**SHORT TASK:** Copy out each line that includes the word "title".

(Excerpts from a figure dataset)
++++++

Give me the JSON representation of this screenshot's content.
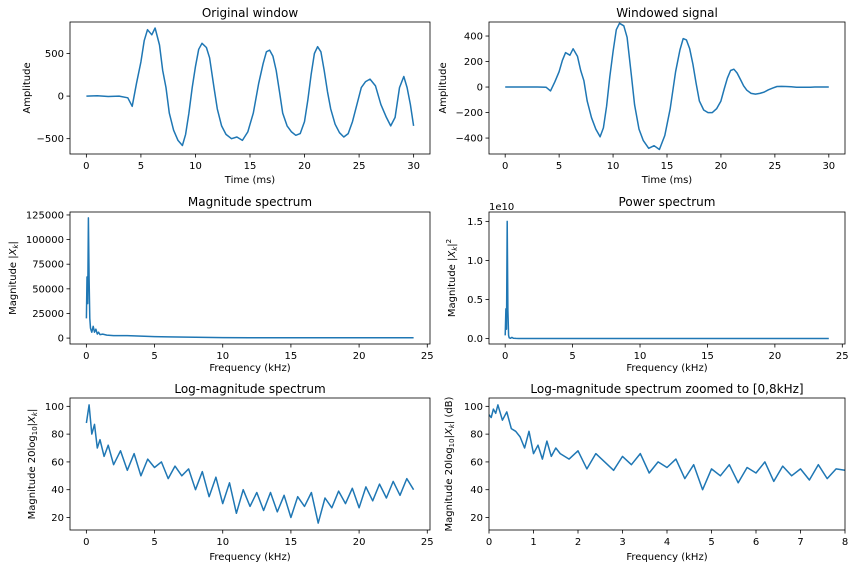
{
  "chart_data": [
    {
      "id": "original",
      "type": "line",
      "title": "Original window",
      "xlabel": "Time (ms)",
      "ylabel": "Amplitude",
      "xlim": [
        -1.5,
        31.5
      ],
      "ylim": [
        -680,
        870
      ],
      "xticks": [
        0,
        5,
        10,
        15,
        20,
        25,
        30
      ],
      "xtick_labels": [
        "0",
        "5",
        "10",
        "15",
        "20",
        "25",
        "30"
      ],
      "yticks": [
        -500,
        0,
        500
      ],
      "ytick_labels": [
        "−500",
        "0",
        "500"
      ],
      "grid": false,
      "color": "#1f77b4",
      "series": [
        {
          "x": [
            0,
            1,
            2,
            3,
            3.8,
            4.2,
            4.6,
            5.0,
            5.3,
            5.6,
            6.0,
            6.3,
            6.7,
            7.0,
            7.3,
            7.6,
            8.0,
            8.4,
            8.8,
            9.1,
            9.4,
            9.7,
            10.0,
            10.3,
            10.6,
            11.0,
            11.3,
            11.7,
            12.0,
            12.4,
            12.8,
            13.3,
            13.8,
            14.3,
            14.8,
            15.3,
            15.8,
            16.2,
            16.5,
            16.8,
            17.1,
            17.4,
            17.7,
            18.0,
            18.4,
            18.8,
            19.2,
            19.6,
            20.0,
            20.3,
            20.6,
            20.9,
            21.2,
            21.5,
            21.8,
            22.1,
            22.4,
            22.8,
            23.2,
            23.6,
            24.0,
            24.4,
            24.8,
            25.2,
            25.6,
            26.0,
            26.5,
            27.0,
            27.5,
            27.9,
            28.3,
            28.7,
            29.1,
            29.4,
            29.7,
            30.0
          ],
          "y": [
            0,
            5,
            -5,
            0,
            -20,
            -120,
            150,
            400,
            650,
            780,
            720,
            800,
            600,
            300,
            100,
            -200,
            -400,
            -520,
            -580,
            -450,
            -200,
            100,
            350,
            550,
            620,
            570,
            450,
            100,
            -150,
            -350,
            -450,
            -500,
            -480,
            -520,
            -420,
            -200,
            150,
            380,
            520,
            540,
            470,
            300,
            50,
            -200,
            -350,
            -420,
            -460,
            -440,
            -300,
            -50,
            250,
            500,
            580,
            520,
            300,
            50,
            -150,
            -330,
            -430,
            -480,
            -440,
            -300,
            -100,
            100,
            170,
            200,
            120,
            -100,
            -250,
            -350,
            -250,
            100,
            230,
            100,
            -100,
            -350
          ]
        }
      ]
    },
    {
      "id": "windowed",
      "type": "line",
      "title": "Windowed signal",
      "xlabel": "Time (ms)",
      "ylabel": "Amplitude",
      "xlim": [
        -1.5,
        31.5
      ],
      "ylim": [
        -525,
        510
      ],
      "xticks": [
        0,
        5,
        10,
        15,
        20,
        25,
        30
      ],
      "xtick_labels": [
        "0",
        "5",
        "10",
        "15",
        "20",
        "25",
        "30"
      ],
      "yticks": [
        -400,
        -200,
        0,
        200,
        400
      ],
      "ytick_labels": [
        "−400",
        "−200",
        "0",
        "200",
        "400"
      ],
      "grid": false,
      "color": "#1f77b4",
      "series": [
        {
          "x": [
            0,
            1,
            2,
            3,
            3.8,
            4.2,
            4.6,
            5.0,
            5.3,
            5.6,
            6.0,
            6.3,
            6.7,
            7.0,
            7.3,
            7.6,
            8.0,
            8.4,
            8.8,
            9.1,
            9.4,
            9.7,
            10.0,
            10.3,
            10.6,
            11.0,
            11.3,
            11.7,
            12.0,
            12.4,
            12.8,
            13.3,
            13.8,
            14.3,
            14.8,
            15.3,
            15.8,
            16.2,
            16.5,
            16.8,
            17.1,
            17.4,
            17.7,
            18.0,
            18.4,
            18.8,
            19.2,
            19.6,
            20.0,
            20.3,
            20.6,
            20.9,
            21.2,
            21.5,
            21.8,
            22.1,
            22.4,
            22.8,
            23.2,
            23.6,
            24.0,
            24.4,
            24.8,
            25.2,
            25.6,
            26.0,
            26.5,
            27.0,
            27.5,
            27.9,
            28.3,
            28.7,
            29.1,
            29.4,
            29.7,
            30.0
          ],
          "y": [
            0,
            0,
            0,
            0,
            -2,
            -30,
            40,
            120,
            210,
            270,
            250,
            300,
            240,
            130,
            50,
            -110,
            -240,
            -330,
            -390,
            -320,
            -150,
            80,
            280,
            450,
            500,
            480,
            390,
            90,
            -140,
            -330,
            -420,
            -480,
            -460,
            -490,
            -380,
            -170,
            120,
            290,
            380,
            370,
            300,
            180,
            30,
            -110,
            -180,
            -200,
            -200,
            -170,
            -110,
            -15,
            70,
            130,
            140,
            110,
            60,
            10,
            -25,
            -50,
            -55,
            -50,
            -40,
            -22,
            -8,
            4,
            5,
            4,
            2,
            -1,
            -2,
            -2,
            -1,
            0,
            0,
            0,
            0,
            0
          ]
        }
      ]
    },
    {
      "id": "magnitude",
      "type": "line",
      "title": "Magnitude spectrum",
      "xlabel": "Frequency (kHz)",
      "ylabel": "Magnitude |X_k|",
      "xlim": [
        -1.2,
        25.2
      ],
      "ylim": [
        -6000,
        128000
      ],
      "xticks": [
        0,
        5,
        10,
        15,
        20,
        25
      ],
      "xtick_labels": [
        "0",
        "5",
        "10",
        "15",
        "20",
        "25"
      ],
      "yticks": [
        0,
        25000,
        50000,
        75000,
        100000,
        125000
      ],
      "ytick_labels": [
        "0",
        "25000",
        "50000",
        "75000",
        "100000",
        "125000"
      ],
      "grid": false,
      "color": "#1f77b4",
      "series": [
        {
          "x": [
            0,
            0.05,
            0.1,
            0.15,
            0.2,
            0.25,
            0.3,
            0.35,
            0.4,
            0.5,
            0.6,
            0.7,
            0.8,
            0.9,
            1.0,
            1.2,
            1.5,
            2,
            3,
            4,
            5,
            6,
            8,
            10,
            12,
            15,
            18,
            20,
            22,
            24
          ],
          "y": [
            20000,
            62000,
            35000,
            122000,
            60000,
            20000,
            10000,
            8000,
            6000,
            12000,
            6000,
            9000,
            4000,
            6000,
            3500,
            4000,
            3000,
            2500,
            2500,
            2000,
            1500,
            1200,
            800,
            500,
            400,
            300,
            250,
            250,
            250,
            300
          ]
        }
      ]
    },
    {
      "id": "power",
      "type": "line",
      "title": "Power spectrum",
      "xlabel": "Frequency (kHz)",
      "ylabel": "Magnitude |X_k|²",
      "offset_text": "1e10",
      "xlim": [
        -1.2,
        25.2
      ],
      "ylim": [
        -0.07,
        1.62
      ],
      "xticks": [
        0,
        5,
        10,
        15,
        20,
        25
      ],
      "xtick_labels": [
        "0",
        "5",
        "10",
        "15",
        "20",
        "25"
      ],
      "yticks": [
        0.0,
        0.5,
        1.0,
        1.5
      ],
      "ytick_labels": [
        "0.0",
        "0.5",
        "1.0",
        "1.5"
      ],
      "grid": false,
      "color": "#1f77b4",
      "series": [
        {
          "x": [
            0,
            0.05,
            0.1,
            0.15,
            0.2,
            0.25,
            0.3,
            0.35,
            0.4,
            0.5,
            0.6,
            0.8,
            1.0,
            2,
            5,
            10,
            15,
            20,
            24
          ],
          "y": [
            0.04,
            0.38,
            0.12,
            1.5,
            0.36,
            0.04,
            0.01,
            0.006,
            0.004,
            0.014,
            0.004,
            0.002,
            0.001,
            0.001,
            0,
            0,
            0,
            0,
            0
          ]
        }
      ]
    },
    {
      "id": "logmag",
      "type": "line",
      "title": "Log-magnitude spectrum",
      "xlabel": "Frequency (kHz)",
      "ylabel": "Magnitude 20log₁₀|X_k|",
      "xlim": [
        -1.2,
        25.2
      ],
      "ylim": [
        11,
        106
      ],
      "xticks": [
        0,
        5,
        10,
        15,
        20,
        25
      ],
      "xtick_labels": [
        "0",
        "5",
        "10",
        "15",
        "20",
        "25"
      ],
      "yticks": [
        20,
        40,
        60,
        80,
        100
      ],
      "ytick_labels": [
        "20",
        "40",
        "60",
        "80",
        "100"
      ],
      "grid": false,
      "color": "#1f77b4",
      "series": [
        {
          "x": [
            0,
            0.2,
            0.4,
            0.6,
            0.8,
            1.0,
            1.3,
            1.6,
            2.0,
            2.5,
            3.0,
            3.5,
            4.0,
            4.5,
            5.0,
            5.5,
            6.0,
            6.5,
            7.0,
            7.5,
            8.0,
            8.5,
            9.0,
            9.5,
            10.0,
            10.5,
            11.0,
            11.5,
            12.0,
            12.5,
            13.0,
            13.5,
            14.0,
            14.5,
            15.0,
            15.5,
            16.0,
            16.5,
            17.0,
            17.5,
            18.0,
            18.5,
            19.0,
            19.5,
            20.0,
            20.5,
            21.0,
            21.5,
            22.0,
            22.5,
            23.0,
            23.5,
            24.0
          ],
          "y": [
            88,
            101,
            80,
            87,
            70,
            76,
            64,
            72,
            58,
            68,
            54,
            66,
            50,
            62,
            56,
            60,
            48,
            57,
            50,
            55,
            40,
            53,
            35,
            49,
            30,
            45,
            23,
            40,
            28,
            38,
            25,
            38,
            24,
            36,
            20,
            35,
            28,
            38,
            16,
            34,
            27,
            39,
            30,
            41,
            27,
            42,
            32,
            44,
            34,
            46,
            36,
            48,
            40
          ]
        }
      ]
    },
    {
      "id": "logmag_zoom",
      "type": "line",
      "title": "Log-magnitude spectrum zoomed to [0,8kHz]",
      "xlabel": "Frequency (kHz)",
      "ylabel": "Magnitude 20log₁₀|X_k| (dB)",
      "xlim": [
        0,
        8
      ],
      "ylim": [
        11,
        106
      ],
      "xticks": [
        0,
        1,
        2,
        3,
        4,
        5,
        6,
        7,
        8
      ],
      "xtick_labels": [
        "0",
        "1",
        "2",
        "3",
        "4",
        "5",
        "6",
        "7",
        "8"
      ],
      "yticks": [
        20,
        40,
        60,
        80,
        100
      ],
      "ytick_labels": [
        "20",
        "40",
        "60",
        "80",
        "100"
      ],
      "grid": false,
      "color": "#1f77b4",
      "series": [
        {
          "x": [
            0,
            0.05,
            0.1,
            0.15,
            0.2,
            0.3,
            0.4,
            0.5,
            0.6,
            0.7,
            0.8,
            0.9,
            1.0,
            1.1,
            1.2,
            1.3,
            1.4,
            1.5,
            1.6,
            1.8,
            2.0,
            2.2,
            2.4,
            2.6,
            2.8,
            3.0,
            3.2,
            3.4,
            3.6,
            3.8,
            4.0,
            4.2,
            4.4,
            4.6,
            4.8,
            5.0,
            5.2,
            5.4,
            5.6,
            5.8,
            6.0,
            6.2,
            6.4,
            6.6,
            6.8,
            7.0,
            7.2,
            7.4,
            7.6,
            7.8,
            8.0
          ],
          "y": [
            94,
            92,
            98,
            95,
            101,
            90,
            96,
            84,
            82,
            78,
            70,
            82,
            66,
            72,
            62,
            75,
            64,
            70,
            66,
            62,
            68,
            55,
            66,
            60,
            54,
            64,
            58,
            66,
            52,
            60,
            56,
            62,
            48,
            58,
            40,
            55,
            50,
            58,
            45,
            56,
            52,
            60,
            46,
            57,
            50,
            55,
            47,
            58,
            48,
            55,
            54
          ]
        }
      ]
    }
  ]
}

++++++

**OUTPUT BELOW:**
      "title": "Original window",
      "title": "Windowed signal",
      "title": "Magnitude spectrum",
      "title": "Power spectrum",
      "title": "Log-magnitude spectrum",
      "title": "Log-magnitude spectrum zoomed to [0,8kHz]",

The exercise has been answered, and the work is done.